## THE REQUEST
Among the lines listed below, count those that include the string "autiste", and state only the count.

Saved data entries
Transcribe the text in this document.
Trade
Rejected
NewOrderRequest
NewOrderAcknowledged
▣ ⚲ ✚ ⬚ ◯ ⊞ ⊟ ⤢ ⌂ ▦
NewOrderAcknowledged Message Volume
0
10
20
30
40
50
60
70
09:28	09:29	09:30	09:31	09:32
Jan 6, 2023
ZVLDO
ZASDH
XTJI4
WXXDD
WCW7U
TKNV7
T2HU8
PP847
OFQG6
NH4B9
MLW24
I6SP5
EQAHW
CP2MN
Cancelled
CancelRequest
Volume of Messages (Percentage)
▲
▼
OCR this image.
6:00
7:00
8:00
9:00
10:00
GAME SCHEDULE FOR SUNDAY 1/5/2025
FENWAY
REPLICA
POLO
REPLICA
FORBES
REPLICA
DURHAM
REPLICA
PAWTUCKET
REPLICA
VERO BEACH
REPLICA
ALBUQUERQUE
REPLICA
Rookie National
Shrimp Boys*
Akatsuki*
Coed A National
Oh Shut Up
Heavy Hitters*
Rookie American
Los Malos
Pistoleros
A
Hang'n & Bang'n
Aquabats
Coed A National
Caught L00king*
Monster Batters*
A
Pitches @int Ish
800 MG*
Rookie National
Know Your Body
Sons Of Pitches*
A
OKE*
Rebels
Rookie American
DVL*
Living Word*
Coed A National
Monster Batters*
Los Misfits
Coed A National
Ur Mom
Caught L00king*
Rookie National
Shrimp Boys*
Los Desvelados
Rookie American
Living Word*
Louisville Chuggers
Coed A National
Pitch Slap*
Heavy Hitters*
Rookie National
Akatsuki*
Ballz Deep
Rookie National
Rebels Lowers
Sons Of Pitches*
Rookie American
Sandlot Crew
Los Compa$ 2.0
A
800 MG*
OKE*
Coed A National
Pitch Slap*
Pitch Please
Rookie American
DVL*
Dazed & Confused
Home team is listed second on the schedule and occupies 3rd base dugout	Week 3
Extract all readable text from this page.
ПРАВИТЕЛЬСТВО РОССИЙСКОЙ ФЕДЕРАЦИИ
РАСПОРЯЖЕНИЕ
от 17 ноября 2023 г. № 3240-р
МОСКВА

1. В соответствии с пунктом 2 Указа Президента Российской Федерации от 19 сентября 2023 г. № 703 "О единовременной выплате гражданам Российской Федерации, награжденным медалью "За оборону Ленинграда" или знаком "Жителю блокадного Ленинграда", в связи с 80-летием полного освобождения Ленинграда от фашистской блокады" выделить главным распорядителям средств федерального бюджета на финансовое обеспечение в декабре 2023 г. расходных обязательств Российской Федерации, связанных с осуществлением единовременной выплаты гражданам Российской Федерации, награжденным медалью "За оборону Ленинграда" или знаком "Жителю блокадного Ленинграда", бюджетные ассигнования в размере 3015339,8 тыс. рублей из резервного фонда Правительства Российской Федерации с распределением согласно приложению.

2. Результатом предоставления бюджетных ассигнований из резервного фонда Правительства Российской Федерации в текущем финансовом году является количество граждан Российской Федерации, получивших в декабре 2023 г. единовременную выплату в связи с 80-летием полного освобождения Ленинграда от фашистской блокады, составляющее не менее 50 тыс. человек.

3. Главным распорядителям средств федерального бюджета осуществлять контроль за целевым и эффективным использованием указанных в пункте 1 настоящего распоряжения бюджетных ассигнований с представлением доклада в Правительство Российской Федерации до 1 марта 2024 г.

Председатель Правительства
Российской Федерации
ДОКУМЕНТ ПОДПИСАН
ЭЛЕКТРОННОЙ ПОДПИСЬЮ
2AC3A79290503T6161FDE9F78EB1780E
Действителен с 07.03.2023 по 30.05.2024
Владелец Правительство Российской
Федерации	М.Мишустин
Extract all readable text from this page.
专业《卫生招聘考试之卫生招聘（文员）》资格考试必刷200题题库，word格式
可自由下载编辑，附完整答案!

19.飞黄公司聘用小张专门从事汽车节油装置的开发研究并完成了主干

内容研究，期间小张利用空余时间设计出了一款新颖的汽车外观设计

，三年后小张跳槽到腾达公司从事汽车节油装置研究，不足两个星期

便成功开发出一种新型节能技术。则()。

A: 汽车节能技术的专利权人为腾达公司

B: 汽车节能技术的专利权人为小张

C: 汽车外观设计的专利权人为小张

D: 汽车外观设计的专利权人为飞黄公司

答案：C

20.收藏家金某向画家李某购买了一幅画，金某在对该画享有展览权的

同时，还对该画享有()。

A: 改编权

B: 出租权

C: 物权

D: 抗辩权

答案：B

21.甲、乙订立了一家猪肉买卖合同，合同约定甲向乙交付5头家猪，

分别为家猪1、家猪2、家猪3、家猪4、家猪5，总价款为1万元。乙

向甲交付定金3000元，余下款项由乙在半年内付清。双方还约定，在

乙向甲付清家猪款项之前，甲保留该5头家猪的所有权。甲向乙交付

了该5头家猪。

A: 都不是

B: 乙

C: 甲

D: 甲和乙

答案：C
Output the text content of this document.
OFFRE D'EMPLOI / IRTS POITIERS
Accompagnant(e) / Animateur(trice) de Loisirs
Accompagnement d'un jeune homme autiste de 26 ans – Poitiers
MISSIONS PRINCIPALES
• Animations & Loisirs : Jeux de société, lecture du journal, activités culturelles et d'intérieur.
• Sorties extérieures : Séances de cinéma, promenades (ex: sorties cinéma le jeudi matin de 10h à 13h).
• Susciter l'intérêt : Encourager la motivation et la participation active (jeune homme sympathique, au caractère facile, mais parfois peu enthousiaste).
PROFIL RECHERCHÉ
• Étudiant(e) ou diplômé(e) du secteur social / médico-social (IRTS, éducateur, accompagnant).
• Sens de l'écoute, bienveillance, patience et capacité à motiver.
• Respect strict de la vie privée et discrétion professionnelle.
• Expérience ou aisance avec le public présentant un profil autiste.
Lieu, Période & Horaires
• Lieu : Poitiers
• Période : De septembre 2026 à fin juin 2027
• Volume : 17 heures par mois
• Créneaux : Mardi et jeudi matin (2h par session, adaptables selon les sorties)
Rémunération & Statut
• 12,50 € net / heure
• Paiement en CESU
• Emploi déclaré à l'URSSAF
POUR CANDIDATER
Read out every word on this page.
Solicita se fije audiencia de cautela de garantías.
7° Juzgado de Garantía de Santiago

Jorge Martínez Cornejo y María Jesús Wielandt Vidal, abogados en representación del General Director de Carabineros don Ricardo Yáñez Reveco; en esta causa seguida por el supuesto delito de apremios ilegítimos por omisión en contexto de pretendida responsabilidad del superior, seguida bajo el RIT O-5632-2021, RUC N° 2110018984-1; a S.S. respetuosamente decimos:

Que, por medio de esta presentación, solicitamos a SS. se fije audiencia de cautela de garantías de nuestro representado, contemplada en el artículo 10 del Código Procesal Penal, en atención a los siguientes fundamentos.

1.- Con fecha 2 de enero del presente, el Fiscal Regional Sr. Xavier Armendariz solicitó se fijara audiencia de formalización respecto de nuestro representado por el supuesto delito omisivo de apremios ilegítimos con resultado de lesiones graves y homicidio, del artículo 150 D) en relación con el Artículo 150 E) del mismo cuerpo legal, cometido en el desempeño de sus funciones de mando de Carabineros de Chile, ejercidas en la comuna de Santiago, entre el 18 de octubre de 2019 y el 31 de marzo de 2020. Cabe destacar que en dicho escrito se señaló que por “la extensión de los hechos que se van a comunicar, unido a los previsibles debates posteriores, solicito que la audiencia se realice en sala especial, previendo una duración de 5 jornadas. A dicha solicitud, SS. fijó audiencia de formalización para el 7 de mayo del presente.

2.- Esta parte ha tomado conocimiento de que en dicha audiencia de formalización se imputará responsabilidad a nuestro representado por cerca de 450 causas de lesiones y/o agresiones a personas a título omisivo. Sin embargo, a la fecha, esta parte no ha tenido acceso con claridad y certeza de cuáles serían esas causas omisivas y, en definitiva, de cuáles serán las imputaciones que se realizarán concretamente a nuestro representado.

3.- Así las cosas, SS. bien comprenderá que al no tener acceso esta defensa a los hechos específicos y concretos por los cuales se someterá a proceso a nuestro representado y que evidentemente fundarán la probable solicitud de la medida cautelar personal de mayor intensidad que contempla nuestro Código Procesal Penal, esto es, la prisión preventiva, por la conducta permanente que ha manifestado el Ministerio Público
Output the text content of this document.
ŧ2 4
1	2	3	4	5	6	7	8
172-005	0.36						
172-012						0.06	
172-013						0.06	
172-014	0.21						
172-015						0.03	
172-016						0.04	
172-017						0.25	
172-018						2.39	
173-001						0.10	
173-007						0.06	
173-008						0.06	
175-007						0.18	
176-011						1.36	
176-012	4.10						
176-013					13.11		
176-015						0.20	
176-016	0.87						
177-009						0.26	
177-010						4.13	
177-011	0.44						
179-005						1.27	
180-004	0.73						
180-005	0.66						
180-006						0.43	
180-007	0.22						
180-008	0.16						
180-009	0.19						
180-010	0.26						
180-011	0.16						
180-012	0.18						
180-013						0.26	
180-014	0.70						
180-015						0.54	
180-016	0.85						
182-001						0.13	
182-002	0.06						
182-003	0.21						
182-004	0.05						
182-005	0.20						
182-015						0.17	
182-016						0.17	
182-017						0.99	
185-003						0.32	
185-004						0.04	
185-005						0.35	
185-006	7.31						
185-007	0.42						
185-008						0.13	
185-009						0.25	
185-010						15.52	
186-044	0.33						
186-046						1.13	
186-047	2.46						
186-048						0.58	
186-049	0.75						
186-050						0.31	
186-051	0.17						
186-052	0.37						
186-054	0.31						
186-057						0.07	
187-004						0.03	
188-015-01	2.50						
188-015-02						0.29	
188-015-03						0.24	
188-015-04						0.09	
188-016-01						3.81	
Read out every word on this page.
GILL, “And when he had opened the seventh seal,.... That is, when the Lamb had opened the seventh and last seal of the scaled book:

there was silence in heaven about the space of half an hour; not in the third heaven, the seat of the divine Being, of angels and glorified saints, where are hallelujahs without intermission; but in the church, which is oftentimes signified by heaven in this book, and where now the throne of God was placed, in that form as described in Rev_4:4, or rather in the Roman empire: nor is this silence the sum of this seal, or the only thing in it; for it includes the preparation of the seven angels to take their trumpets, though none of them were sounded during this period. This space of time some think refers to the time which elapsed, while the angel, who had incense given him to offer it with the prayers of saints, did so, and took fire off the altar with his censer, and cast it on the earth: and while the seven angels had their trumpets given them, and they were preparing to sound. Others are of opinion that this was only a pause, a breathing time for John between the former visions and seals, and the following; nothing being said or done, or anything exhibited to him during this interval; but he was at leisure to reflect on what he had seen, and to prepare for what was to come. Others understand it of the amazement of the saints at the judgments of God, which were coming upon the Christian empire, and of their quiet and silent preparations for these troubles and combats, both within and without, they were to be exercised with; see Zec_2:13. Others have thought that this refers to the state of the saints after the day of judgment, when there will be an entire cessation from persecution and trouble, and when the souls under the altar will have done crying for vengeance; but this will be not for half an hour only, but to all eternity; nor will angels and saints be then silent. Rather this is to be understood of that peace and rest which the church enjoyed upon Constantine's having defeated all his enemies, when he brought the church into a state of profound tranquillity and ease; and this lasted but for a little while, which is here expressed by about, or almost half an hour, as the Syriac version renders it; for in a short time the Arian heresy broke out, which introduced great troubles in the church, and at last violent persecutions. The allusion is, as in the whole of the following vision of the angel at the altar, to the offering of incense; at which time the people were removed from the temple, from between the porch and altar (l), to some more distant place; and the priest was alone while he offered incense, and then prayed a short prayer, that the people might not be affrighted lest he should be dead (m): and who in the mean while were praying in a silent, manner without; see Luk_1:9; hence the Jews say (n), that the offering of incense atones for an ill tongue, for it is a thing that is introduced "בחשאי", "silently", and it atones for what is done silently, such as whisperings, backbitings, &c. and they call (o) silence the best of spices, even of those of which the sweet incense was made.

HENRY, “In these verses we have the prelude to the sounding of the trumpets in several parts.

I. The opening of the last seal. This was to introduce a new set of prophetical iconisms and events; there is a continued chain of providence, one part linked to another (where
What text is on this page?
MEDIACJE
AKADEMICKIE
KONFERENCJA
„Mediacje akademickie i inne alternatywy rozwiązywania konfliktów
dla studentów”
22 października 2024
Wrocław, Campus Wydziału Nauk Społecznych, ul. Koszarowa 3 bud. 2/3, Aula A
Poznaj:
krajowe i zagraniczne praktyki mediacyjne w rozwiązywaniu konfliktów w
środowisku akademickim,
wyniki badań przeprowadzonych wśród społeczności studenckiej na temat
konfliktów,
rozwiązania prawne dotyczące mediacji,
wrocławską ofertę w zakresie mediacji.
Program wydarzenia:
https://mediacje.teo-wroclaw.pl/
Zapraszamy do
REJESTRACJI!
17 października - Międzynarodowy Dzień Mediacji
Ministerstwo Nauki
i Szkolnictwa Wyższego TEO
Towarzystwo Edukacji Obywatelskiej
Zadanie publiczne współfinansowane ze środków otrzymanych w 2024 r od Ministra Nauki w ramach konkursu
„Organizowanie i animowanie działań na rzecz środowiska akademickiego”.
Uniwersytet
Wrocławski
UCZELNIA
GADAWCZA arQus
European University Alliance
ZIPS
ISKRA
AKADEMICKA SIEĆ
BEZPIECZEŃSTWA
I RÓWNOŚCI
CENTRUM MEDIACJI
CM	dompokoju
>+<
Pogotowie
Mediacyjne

## THE COMPLETED TASK
2